| Your goal |
Return every record verbatim.

| Provided records |
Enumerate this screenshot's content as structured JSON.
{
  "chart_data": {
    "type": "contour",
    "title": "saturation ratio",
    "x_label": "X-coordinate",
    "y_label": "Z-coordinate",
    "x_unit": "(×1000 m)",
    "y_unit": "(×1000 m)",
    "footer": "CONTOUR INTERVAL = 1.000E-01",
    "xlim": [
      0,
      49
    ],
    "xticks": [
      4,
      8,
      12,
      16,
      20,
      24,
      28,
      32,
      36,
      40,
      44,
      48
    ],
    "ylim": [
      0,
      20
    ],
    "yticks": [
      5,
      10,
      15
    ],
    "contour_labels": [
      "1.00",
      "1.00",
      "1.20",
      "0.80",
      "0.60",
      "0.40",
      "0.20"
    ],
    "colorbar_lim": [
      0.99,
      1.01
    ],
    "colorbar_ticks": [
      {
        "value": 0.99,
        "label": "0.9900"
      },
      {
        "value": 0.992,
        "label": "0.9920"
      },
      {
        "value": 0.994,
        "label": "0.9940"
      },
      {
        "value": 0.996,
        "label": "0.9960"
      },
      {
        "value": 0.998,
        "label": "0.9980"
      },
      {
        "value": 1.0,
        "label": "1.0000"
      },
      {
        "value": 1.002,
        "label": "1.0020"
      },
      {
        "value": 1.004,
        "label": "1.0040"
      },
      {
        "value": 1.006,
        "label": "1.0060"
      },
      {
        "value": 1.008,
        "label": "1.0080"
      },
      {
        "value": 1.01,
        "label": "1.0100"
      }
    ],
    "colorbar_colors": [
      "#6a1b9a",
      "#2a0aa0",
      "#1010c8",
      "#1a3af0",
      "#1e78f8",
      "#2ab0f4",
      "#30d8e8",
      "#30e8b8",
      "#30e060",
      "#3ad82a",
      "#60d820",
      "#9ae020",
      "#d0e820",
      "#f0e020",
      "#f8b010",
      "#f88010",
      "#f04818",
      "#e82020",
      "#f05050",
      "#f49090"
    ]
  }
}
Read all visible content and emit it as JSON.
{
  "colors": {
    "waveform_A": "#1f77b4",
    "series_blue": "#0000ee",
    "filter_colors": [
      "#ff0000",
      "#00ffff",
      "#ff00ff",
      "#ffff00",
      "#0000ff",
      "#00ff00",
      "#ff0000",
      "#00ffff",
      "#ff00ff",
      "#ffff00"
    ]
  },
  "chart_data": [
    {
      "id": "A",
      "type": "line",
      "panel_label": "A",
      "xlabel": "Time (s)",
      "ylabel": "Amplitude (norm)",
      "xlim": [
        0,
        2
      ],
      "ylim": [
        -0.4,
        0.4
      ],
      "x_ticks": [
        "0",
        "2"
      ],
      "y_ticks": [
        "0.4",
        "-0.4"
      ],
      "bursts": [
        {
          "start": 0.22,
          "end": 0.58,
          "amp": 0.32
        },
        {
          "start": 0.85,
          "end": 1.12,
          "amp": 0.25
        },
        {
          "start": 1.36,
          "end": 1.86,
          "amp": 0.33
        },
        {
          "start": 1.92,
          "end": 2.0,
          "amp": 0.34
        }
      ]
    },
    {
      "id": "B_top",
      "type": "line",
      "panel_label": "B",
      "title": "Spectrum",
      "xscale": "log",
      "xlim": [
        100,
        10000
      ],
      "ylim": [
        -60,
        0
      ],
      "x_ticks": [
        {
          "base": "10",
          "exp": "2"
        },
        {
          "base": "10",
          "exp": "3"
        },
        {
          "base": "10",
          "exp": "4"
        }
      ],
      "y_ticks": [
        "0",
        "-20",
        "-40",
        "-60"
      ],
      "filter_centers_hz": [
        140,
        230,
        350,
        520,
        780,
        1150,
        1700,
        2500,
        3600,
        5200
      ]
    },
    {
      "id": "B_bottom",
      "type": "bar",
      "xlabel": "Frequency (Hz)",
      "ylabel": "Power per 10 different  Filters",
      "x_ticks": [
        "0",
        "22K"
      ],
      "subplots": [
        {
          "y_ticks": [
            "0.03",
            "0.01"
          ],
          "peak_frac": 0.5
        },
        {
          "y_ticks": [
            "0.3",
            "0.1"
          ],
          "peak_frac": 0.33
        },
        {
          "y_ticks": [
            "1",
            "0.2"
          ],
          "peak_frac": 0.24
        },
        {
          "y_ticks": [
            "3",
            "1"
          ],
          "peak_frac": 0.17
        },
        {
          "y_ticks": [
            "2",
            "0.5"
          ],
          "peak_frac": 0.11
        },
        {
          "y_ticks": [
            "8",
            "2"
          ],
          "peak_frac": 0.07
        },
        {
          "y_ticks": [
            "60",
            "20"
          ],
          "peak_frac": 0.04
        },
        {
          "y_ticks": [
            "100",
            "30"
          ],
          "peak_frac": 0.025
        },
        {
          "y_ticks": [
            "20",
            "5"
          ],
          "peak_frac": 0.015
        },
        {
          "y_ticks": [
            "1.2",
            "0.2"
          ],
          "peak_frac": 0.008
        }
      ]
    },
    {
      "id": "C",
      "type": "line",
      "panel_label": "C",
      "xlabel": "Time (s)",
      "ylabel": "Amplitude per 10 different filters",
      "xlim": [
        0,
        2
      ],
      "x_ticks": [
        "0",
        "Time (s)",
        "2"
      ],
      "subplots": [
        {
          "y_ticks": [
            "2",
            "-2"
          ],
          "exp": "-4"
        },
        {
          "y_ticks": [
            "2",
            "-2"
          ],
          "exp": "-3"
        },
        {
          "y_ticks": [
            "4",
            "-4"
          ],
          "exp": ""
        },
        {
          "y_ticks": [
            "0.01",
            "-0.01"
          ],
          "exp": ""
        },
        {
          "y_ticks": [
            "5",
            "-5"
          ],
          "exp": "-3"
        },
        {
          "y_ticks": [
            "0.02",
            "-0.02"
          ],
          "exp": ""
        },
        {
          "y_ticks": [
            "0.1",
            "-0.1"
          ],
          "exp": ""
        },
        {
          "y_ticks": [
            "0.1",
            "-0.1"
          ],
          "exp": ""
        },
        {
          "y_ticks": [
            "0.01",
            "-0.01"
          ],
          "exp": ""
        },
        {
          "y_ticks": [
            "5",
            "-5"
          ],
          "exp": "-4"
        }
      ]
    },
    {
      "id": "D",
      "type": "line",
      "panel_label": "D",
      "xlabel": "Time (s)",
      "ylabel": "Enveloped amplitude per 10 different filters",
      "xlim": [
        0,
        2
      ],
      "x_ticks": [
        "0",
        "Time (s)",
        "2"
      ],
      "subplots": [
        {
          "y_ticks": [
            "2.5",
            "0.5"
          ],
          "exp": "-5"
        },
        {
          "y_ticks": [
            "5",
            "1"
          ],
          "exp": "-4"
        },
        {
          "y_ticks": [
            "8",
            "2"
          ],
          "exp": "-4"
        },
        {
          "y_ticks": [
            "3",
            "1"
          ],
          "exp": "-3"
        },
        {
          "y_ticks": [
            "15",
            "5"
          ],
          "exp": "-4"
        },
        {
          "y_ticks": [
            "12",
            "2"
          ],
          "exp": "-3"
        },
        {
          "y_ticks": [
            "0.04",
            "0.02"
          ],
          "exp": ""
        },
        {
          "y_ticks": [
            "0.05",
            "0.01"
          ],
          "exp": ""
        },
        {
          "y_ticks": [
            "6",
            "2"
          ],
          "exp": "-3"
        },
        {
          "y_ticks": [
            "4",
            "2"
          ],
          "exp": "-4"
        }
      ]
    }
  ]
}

| Task result |
Enumerate this screenshot's content as structured JSON.
{
  "chart_data": {
    "type": "contour",
    "title": "saturation ratio",
    "x_label": "X-coordinate",
    "y_label": "Z-coordinate",
    "x_unit": "(×1000 m)",
    "y_unit": "(×1000 m)",
    "footer": "CONTOUR INTERVAL = 1.000E-01",
    "xlim": [
      0,
      49
    ],
    "xticks": [
      4,
      8,
      12,
      16,
      20,
      24,
      28,
      32,
      36,
      40,
      44,
      48
    ],
    "ylim": [
      0,
      20
    ],
    "yticks": [
      5,
      10,
      15
    ],
    "contour_labels": [
      "1.00",
      "1.00",
      "1.20",
      "0.80",
      "0.60",
      "0.40",
      "0.20"
    ],
    "colorbar_lim": [
      0.99,
      1.01
    ],
    "colorbar_ticks": [
      {
        "value": 0.99,
        "label": "0.9900"
      },
      {
        "value": 0.992,
        "label": "0.9920"
      },
      {
        "value": 0.994,
        "label": "0.9940"
      },
      {
        "value": 0.996,
        "label": "0.9960"
      },
      {
        "value": 0.998,
        "label": "0.9980"
      },
      {
        "value": 1.0,
        "label": "1.0000"
      },
      {
        "value": 1.002,
        "label": "1.0020"
      },
      {
        "value": 1.004,
        "label": "1.0040"
      },
      {
        "value": 1.006,
        "label": "1.0060"
      },
      {
        "value": 1.008,
        "label": "1.0080"
      },
      {
        "value": 1.01,
        "label": "1.0100"
      }
    ],
    "colorbar_colors": [
      "#6a1b9a",
      "#2a0aa0",
      "#1010c8",
      "#1a3af0",
      "#1e78f8",
      "#2ab0f4",
      "#30d8e8",
      "#30e8b8",
      "#30e060",
      "#3ad82a",
      "#60d820",
      "#9ae020",
      "#d0e820",
      "#f0e020",
      "#f8b010",
      "#f88010",
      "#f04818",
      "#e82020",
      "#f05050",
      "#f49090"
    ]
  }
}
Read all visible content and emit it as JSON.
{
  "colors": {
    "waveform_A": "#1f77b4",
    "series_blue": "#0000ee",
    "filter_colors": [
      "#ff0000",
      "#00ffff",
      "#ff00ff",
      "#ffff00",
      "#0000ff",
      "#00ff00",
      "#ff0000",
      "#00ffff",
      "#ff00ff",
      "#ffff00"
    ]
  },
  "chart_data": [
    {
      "id": "A",
      "type": "line",
      "panel_label": "A",
      "xlabel": "Time (s)",
      "ylabel": "Amplitude (norm)",
      "xlim": [
        0,
        2
      ],
      "ylim": [
        -0.4,
        0.4
      ],
      "x_ticks": [
        "0",
        "2"
      ],
      "y_ticks": [
        "0.4",
        "-0.4"
      ],
      "bursts": [
        {
          "start": 0.22,
          "end": 0.58,
          "amp": 0.32
        },
        {
          "start": 0.85,
          "end": 1.12,
          "amp": 0.25
        },
        {
          "start": 1.36,
          "end": 1.86,
          "amp": 0.33
        },
        {
          "start": 1.92,
          "end": 2.0,
          "amp": 0.34
        }
      ]
    },
    {
      "id": "B_top",
      "type": "line",
      "panel_label": "B",
      "title": "Spectrum",
      "xscale": "log",
      "xlim": [
        100,
        10000
      ],
      "ylim": [
        -60,
        0
      ],
      "x_ticks": [
        {
          "base": "10",
          "exp": "2"
        },
        {
          "base": "10",
          "exp": "3"
        },
        {
          "base": "10",
          "exp": "4"
        }
      ],
      "y_ticks": [
        "0",
        "-20",
        "-40",
        "-60"
      ],
      "filter_centers_hz": [
        140,
        230,
        350,
        520,
        780,
        1150,
        1700,
        2500,
        3600,
        5200
      ]
    },
    {
      "id": "B_bottom",
      "type": "bar",
      "xlabel": "Frequency (Hz)",
      "ylabel": "Power per 10 different  Filters",
      "x_ticks": [
        "0",
        "22K"
      ],
      "subplots": [
        {
          "y_ticks": [
            "0.03",
            "0.01"
          ],
          "peak_frac": 0.5
        },
        {
          "y_ticks": [
            "0.3",
            "0.1"
          ],
          "peak_frac": 0.33
        },
        {
          "y_ticks": [
            "1",
            "0.2"
          ],
          "peak_frac": 0.24
        },
        {
          "y_ticks": [
            "3",
            "1"
          ],
          "peak_frac": 0.17
        },
        {
          "y_ticks": [
            "2",
            "0.5"
          ],
          "peak_frac": 0.11
        },
        {
          "y_ticks": [
            "8",
            "2"
          ],
          "peak_frac": 0.07
        },
        {
          "y_ticks": [
            "60",
            "20"
          ],
          "peak_frac": 0.04
        },
        {
          "y_ticks": [
            "100",
            "30"
          ],
          "peak_frac": 0.025
        },
        {
          "y_ticks": [
            "20",
            "5"
          ],
          "peak_frac": 0.015
        },
        {
          "y_ticks": [
            "1.2",
            "0.2"
          ],
          "peak_frac": 0.008
        }
      ]
    },
    {
      "id": "C",
      "type": "line",
      "panel_label": "C",
      "xlabel": "Time (s)",
      "ylabel": "Amplitude per 10 different filters",
      "xlim": [
        0,
        2
      ],
      "x_ticks": [
        "0",
        "Time (s)",
        "2"
      ],
      "subplots": [
        {
          "y_ticks": [
            "2",
            "-2"
          ],
          "exp": "-4"
        },
        {
          "y_ticks": [
            "2",
            "-2"
          ],
          "exp": "-3"
        },
        {
          "y_ticks": [
            "4",
            "-4"
          ],
          "exp": ""
        },
        {
          "y_ticks": [
            "0.01",
            "-0.01"
          ],
          "exp": ""
        },
        {
          "y_ticks": [
            "5",
            "-5"
          ],
          "exp": "-3"
        },
        {
          "y_ticks": [
            "0.02",
            "-0.02"
          ],
          "exp": ""
        },
        {
          "y_ticks": [
            "0.1",
            "-0.1"
          ],
          "exp": ""
        },
        {
          "y_ticks": [
            "0.1",
            "-0.1"
          ],
          "exp": ""
        },
        {
          "y_ticks": [
            "0.01",
            "-0.01"
          ],
          "exp": ""
        },
        {
          "y_ticks": [
            "5",
            "-5"
          ],
          "exp": "-4"
        }
      ]
    },
    {
      "id": "D",
      "type": "line",
      "panel_label": "D",
      "xlabel": "Time (s)",
      "ylabel": "Enveloped amplitude per 10 different filters",
      "xlim": [
        0,
        2
      ],
      "x_ticks": [
        "0",
        "Time (s)",
        "2"
      ],
      "subplots": [
        {
          "y_ticks": [
            "2.5",
            "0.5"
          ],
          "exp": "-5"
        },
        {
          "y_ticks": [
            "5",
            "1"
          ],
          "exp": "-4"
        },
        {
          "y_ticks": [
            "8",
            "2"
          ],
          "exp": "-4"
        },
        {
          "y_ticks": [
            "3",
            "1"
          ],
          "exp": "-3"
        },
        {
          "y_ticks": [
            "15",
            "5"
          ],
          "exp": "-4"
        },
        {
          "y_ticks": [
            "12",
            "2"
          ],
          "exp": "-3"
        },
        {
          "y_ticks": [
            "0.04",
            "0.02"
          ],
          "exp": ""
        },
        {
          "y_ticks": [
            "0.05",
            "0.01"
          ],
          "exp": ""
        },
        {
          "y_ticks": [
            "6",
            "2"
          ],
          "exp": "-3"
        },
        {
          "y_ticks": [
            "4",
            "2"
          ],
          "exp": "-4"
        }
      ]
    }
  ]
}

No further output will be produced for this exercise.